── SUPPLIED MATERIAL ──

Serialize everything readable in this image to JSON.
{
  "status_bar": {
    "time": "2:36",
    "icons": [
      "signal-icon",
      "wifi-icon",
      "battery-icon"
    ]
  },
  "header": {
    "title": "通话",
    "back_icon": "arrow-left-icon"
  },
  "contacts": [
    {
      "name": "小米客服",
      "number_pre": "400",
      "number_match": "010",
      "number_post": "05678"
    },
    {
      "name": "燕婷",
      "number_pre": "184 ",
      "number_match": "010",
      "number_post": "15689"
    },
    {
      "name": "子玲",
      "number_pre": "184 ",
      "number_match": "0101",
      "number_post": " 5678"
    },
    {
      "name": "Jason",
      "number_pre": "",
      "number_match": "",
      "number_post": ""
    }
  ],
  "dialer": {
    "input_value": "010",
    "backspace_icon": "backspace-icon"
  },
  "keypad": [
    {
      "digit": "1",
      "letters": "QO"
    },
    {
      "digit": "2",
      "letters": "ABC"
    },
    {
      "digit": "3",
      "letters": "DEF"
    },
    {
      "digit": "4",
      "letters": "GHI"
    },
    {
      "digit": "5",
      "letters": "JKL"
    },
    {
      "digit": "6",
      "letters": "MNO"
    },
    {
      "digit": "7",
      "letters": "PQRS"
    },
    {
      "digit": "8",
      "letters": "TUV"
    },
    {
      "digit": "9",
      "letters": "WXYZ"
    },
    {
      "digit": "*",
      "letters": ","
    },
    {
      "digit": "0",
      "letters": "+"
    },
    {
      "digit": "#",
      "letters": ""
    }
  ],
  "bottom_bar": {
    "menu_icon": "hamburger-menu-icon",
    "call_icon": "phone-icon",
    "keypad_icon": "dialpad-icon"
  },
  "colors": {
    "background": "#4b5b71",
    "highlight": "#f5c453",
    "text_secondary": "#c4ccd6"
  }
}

───

--- WHAT TO PRODUCE ---
Filter for "digit". Return all lines that hold it.

--- PROBLEM SOLUTION ---
      "digit": "1",
      "digit": "2",
      "digit": "3",
      "digit": "4",
      "digit": "5",
      "digit": "6",
      "digit": "7",
      "digit": "8",
      "digit": "9",
      "digit": "*",
      "digit": "0",
      "digit": "#",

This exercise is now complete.